** Begin Data to process **
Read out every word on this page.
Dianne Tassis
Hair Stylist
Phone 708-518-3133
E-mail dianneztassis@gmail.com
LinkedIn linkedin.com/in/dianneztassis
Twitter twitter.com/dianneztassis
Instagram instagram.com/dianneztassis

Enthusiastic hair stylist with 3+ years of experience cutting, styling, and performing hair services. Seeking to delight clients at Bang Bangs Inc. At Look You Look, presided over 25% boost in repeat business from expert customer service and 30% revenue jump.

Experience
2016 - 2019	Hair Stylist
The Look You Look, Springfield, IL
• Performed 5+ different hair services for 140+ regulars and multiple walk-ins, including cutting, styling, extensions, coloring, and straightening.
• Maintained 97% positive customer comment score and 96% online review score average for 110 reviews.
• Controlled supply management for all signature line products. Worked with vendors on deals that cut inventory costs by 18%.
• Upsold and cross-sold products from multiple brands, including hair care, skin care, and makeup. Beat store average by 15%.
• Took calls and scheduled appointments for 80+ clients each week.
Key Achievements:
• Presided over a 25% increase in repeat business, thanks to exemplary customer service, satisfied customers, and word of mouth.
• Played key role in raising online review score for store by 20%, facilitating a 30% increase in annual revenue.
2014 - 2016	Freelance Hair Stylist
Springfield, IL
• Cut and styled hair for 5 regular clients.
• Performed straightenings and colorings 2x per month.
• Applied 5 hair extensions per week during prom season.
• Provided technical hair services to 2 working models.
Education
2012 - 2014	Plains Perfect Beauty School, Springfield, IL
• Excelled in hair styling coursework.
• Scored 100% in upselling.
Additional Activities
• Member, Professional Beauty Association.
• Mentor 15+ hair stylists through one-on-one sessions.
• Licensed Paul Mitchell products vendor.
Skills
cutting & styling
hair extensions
** End Data to process **
Reproduce every line of the data verbatim.

## Complete answer
Read out every word on this page.
Dianne Tassis
Hair Stylist
Phone 708-518-3133
E-mail dianneztassis@gmail.com
LinkedIn linkedin.com/in/dianneztassis
Twitter twitter.com/dianneztassis
Instagram instagram.com/dianneztassis

Enthusiastic hair stylist with 3+ years of experience cutting, styling, and performing hair services. Seeking to delight clients at Bang Bangs Inc. At Look You Look, presided over 25% boost in repeat business from expert customer service and 30% revenue jump.

Experience
2016 - 2019	Hair Stylist
The Look You Look, Springfield, IL
• Performed 5+ different hair services for 140+ regulars and multiple walk-ins, including cutting, styling, extensions, coloring, and straightening.
• Maintained 97% positive customer comment score and 96% online review score average for 110 reviews.
• Controlled supply management for all signature line products. Worked with vendors on deals that cut inventory costs by 18%.
• Upsold and cross-sold products from multiple brands, including hair care, skin care, and makeup. Beat store average by 15%.
• Took calls and scheduled appointments for 80+ clients each week.
Key Achievements:
• Presided over a 25% increase in repeat business, thanks to exemplary customer service, satisfied customers, and word of mouth.
• Played key role in raising online review score for store by 20%, facilitating a 30% increase in annual revenue.
2014 - 2016	Freelance Hair Stylist
Springfield, IL
• Cut and styled hair for 5 regular clients.
• Performed straightenings and colorings 2x per month.
• Applied 5 hair extensions per week during prom season.
• Provided technical hair services to 2 working models.
Education
2012 - 2014	Plains Perfect Beauty School, Springfield, IL
• Excelled in hair styling coursework.
• Scored 100% in upselling.
Additional Activities
• Member, Professional Beauty Association.
• Mentor 15+ hair stylists through one-on-one sessions.
• Licensed Paul Mitchell products vendor.
Skills
cutting & styling
hair extensions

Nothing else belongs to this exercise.